» Stated task
Collect every line below that contains the word "dash".

» Dataset records
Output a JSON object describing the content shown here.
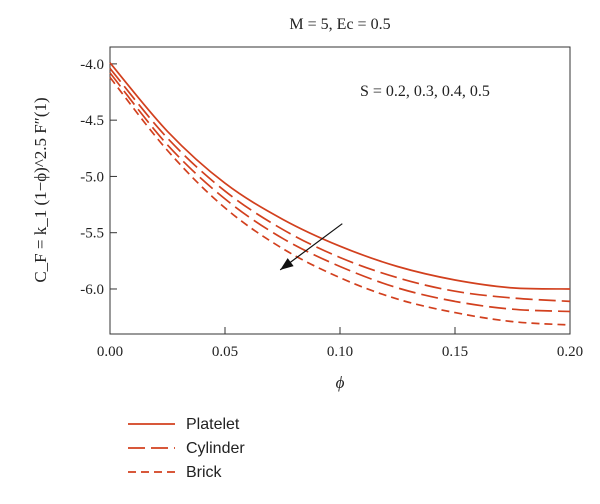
{
  "chart_data": {
    "type": "line",
    "title": "M = 5, Ec = 0.5",
    "xlabel": "ϕ",
    "ylabel": "C_F = k_1 (1−ϕ)^2.5 F″(1)",
    "xlim": [
      0.0,
      0.2
    ],
    "ylim": [
      -6.4,
      -3.85
    ],
    "xticks": [
      "0.00",
      "0.05",
      "0.10",
      "0.15",
      "0.20"
    ],
    "yticks": [
      "-4.0",
      "-4.5",
      "-5.0",
      "-5.5",
      "-6.0"
    ],
    "annotation": "S = 0.2, 0.3, 0.4, 0.5",
    "arrow": {
      "from": [
        0.101,
        -5.42
      ],
      "to": [
        0.074,
        -5.83
      ]
    },
    "grid": false,
    "legend_position": "bottom-left",
    "color": "#d2401e",
    "series": [
      {
        "name": "Platelet",
        "dash": "solid",
        "x": [
          0.0,
          0.025,
          0.05,
          0.075,
          0.1,
          0.125,
          0.15,
          0.175,
          0.2
        ],
        "values": [
          -3.99,
          -4.6,
          -5.06,
          -5.38,
          -5.62,
          -5.8,
          -5.92,
          -5.99,
          -6.0
        ]
      },
      {
        "name": "Cylinder",
        "dash": "long",
        "x": [
          0.0,
          0.025,
          0.05,
          0.075,
          0.1,
          0.125,
          0.15,
          0.175,
          0.2
        ],
        "values": [
          -4.04,
          -4.66,
          -5.13,
          -5.47,
          -5.72,
          -5.9,
          -6.02,
          -6.08,
          -6.11
        ]
      },
      {
        "name": "",
        "dash": "long",
        "x": [
          0.0,
          0.025,
          0.05,
          0.075,
          0.1,
          0.125,
          0.15,
          0.175,
          0.2
        ],
        "values": [
          -4.08,
          -4.72,
          -5.2,
          -5.55,
          -5.8,
          -5.99,
          -6.11,
          -6.18,
          -6.2
        ]
      },
      {
        "name": "Brick",
        "dash": "short",
        "x": [
          0.0,
          0.025,
          0.05,
          0.075,
          0.1,
          0.125,
          0.15,
          0.175,
          0.2
        ],
        "values": [
          -4.12,
          -4.77,
          -5.28,
          -5.64,
          -5.9,
          -6.09,
          -6.21,
          -6.29,
          -6.32
        ]
      }
    ]
  }
}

» Exercise output
        "dash": "solid",
        "dash": "long",
        "dash": "long",
        "dash": "short",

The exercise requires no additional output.